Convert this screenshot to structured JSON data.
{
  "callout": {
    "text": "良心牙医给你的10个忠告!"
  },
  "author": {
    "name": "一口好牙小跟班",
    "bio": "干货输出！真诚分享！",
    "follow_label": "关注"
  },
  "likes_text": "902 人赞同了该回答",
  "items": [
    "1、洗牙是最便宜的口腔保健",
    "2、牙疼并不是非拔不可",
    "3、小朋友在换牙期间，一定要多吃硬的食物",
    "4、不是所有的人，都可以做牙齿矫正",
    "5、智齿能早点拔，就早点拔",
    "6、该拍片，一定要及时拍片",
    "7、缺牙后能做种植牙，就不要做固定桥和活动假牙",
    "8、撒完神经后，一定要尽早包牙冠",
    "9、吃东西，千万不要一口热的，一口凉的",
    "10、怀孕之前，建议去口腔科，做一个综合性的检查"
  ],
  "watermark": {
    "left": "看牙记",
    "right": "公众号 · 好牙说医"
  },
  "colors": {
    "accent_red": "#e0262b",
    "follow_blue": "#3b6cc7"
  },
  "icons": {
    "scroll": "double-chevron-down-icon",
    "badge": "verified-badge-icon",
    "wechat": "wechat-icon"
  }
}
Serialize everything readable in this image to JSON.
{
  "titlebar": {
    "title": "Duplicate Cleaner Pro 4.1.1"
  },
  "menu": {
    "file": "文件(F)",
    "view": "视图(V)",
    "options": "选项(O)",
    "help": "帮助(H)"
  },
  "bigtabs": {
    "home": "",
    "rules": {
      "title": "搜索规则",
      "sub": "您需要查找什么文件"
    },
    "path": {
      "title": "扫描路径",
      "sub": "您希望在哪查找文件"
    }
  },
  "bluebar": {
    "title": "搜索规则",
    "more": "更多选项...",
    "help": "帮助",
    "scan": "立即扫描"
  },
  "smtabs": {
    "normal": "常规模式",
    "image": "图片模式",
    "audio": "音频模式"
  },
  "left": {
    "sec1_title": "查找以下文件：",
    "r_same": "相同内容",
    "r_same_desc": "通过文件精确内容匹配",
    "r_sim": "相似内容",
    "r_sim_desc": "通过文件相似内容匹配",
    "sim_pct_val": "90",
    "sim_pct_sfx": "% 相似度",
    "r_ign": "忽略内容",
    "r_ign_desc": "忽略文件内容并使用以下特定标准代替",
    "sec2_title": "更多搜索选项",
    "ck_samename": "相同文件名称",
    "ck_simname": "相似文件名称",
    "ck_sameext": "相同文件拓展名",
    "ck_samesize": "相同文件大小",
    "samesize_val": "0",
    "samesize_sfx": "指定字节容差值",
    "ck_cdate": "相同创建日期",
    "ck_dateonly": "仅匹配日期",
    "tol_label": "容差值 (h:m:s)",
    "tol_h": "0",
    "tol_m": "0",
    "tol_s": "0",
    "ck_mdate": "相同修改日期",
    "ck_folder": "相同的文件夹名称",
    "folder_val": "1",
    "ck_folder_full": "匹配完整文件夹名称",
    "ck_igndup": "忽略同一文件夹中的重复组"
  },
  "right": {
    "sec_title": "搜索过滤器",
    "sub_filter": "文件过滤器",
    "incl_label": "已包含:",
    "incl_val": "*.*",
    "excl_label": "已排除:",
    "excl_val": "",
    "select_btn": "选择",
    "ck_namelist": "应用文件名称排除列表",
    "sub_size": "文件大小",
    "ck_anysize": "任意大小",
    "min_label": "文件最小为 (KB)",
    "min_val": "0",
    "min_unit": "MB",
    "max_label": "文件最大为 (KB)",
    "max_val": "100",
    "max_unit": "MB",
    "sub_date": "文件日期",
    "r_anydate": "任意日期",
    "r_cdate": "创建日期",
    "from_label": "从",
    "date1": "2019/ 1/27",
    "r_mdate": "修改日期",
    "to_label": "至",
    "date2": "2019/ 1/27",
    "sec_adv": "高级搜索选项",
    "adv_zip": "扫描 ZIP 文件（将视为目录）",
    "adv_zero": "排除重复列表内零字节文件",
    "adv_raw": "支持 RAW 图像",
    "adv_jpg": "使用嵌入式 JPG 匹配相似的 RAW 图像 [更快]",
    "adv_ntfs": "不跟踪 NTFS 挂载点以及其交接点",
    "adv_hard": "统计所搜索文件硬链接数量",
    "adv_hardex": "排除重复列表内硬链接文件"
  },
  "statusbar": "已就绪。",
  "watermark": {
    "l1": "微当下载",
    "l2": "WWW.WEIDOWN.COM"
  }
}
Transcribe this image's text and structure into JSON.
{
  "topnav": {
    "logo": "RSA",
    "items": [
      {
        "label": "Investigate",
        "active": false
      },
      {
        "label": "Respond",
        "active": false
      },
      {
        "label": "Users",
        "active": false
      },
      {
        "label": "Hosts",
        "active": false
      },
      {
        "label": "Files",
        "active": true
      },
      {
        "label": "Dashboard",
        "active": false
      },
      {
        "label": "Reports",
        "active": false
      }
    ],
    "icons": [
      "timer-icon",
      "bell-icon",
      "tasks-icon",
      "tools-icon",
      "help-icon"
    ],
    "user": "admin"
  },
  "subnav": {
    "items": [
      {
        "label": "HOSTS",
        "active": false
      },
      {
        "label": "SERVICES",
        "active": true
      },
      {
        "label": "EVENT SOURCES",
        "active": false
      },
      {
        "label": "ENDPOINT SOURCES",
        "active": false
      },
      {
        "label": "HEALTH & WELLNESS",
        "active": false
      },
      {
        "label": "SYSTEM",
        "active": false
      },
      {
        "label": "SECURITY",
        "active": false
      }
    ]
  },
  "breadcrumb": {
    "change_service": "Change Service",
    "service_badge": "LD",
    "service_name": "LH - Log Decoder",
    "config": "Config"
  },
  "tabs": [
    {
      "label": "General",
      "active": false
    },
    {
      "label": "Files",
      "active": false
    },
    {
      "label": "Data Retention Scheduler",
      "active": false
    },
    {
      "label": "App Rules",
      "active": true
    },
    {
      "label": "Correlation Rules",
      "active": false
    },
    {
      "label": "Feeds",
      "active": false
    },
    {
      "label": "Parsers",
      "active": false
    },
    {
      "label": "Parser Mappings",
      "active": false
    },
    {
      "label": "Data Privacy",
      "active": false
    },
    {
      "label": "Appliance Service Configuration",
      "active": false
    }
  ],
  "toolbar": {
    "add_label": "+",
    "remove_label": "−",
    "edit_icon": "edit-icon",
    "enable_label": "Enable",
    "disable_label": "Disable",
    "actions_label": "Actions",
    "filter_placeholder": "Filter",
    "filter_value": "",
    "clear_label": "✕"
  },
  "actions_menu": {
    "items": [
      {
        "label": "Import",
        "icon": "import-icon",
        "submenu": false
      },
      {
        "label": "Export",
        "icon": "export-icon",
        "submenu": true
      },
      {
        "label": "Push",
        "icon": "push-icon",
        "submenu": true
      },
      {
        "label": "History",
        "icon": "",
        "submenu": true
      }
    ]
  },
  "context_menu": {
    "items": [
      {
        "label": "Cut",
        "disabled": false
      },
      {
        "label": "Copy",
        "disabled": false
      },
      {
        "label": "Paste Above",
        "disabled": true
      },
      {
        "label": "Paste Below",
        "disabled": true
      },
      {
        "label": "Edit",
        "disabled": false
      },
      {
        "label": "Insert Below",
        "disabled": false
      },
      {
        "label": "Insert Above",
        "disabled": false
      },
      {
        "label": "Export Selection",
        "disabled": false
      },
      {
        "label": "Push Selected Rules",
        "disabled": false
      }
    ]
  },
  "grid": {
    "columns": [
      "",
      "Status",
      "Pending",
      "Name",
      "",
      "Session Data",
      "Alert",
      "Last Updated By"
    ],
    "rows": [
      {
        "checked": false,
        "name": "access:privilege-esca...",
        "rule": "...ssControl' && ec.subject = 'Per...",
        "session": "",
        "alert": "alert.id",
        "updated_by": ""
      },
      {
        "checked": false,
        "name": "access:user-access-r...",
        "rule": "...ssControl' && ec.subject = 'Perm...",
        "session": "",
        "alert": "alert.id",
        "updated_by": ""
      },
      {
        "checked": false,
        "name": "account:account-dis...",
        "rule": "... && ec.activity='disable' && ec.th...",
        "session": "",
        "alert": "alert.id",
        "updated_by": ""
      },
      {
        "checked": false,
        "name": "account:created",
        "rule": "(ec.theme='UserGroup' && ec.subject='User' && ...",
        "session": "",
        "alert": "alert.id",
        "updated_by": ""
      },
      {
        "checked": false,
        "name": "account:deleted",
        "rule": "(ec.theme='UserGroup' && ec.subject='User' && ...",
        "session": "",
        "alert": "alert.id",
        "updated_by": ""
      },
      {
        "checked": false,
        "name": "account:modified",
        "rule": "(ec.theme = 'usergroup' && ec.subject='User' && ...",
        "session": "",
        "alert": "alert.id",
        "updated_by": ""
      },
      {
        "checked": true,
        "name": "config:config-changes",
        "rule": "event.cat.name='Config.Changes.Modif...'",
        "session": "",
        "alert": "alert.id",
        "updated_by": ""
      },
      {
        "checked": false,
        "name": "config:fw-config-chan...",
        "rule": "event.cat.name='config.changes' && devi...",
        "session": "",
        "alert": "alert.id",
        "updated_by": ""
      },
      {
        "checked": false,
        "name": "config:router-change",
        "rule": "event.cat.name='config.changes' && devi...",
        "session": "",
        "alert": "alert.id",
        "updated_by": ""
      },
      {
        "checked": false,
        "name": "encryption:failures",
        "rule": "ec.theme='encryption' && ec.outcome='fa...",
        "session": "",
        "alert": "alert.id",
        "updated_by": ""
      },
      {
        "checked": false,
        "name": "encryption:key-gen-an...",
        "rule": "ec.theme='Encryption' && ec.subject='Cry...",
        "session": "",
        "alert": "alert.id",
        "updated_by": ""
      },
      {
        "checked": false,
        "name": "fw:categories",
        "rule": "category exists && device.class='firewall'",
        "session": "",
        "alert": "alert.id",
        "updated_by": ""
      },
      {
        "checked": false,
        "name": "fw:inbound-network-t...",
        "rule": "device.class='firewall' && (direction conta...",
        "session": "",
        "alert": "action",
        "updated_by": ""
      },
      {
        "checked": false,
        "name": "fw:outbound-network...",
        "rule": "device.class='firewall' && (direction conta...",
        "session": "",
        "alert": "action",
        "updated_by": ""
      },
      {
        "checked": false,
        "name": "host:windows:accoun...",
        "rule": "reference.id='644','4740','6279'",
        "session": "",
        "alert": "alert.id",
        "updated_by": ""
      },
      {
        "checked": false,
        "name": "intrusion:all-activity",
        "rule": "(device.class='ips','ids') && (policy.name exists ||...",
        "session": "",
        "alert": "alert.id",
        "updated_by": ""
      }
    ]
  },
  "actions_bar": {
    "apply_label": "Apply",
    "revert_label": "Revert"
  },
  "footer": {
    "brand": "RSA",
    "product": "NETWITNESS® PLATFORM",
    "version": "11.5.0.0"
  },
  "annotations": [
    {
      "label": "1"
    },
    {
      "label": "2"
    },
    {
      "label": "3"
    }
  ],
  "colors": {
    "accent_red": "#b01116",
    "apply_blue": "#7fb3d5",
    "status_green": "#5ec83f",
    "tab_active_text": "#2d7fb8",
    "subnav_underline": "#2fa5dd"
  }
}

▬▬▬▬▬▬▬▬▬▬

WHAT THE EXERCISE ASKS — Show the lines of the material that contain the word "device".

OUTPUT OF THE EXERCISE —
        "rule": "category exists && device.class='firewall'",
        "rule": "device.class='firewall' && (direction conta...",
        "rule": "device.class='firewall' && (direction conta...",
        "rule": "(device.class='ips','ids') && (policy.name exists ||...",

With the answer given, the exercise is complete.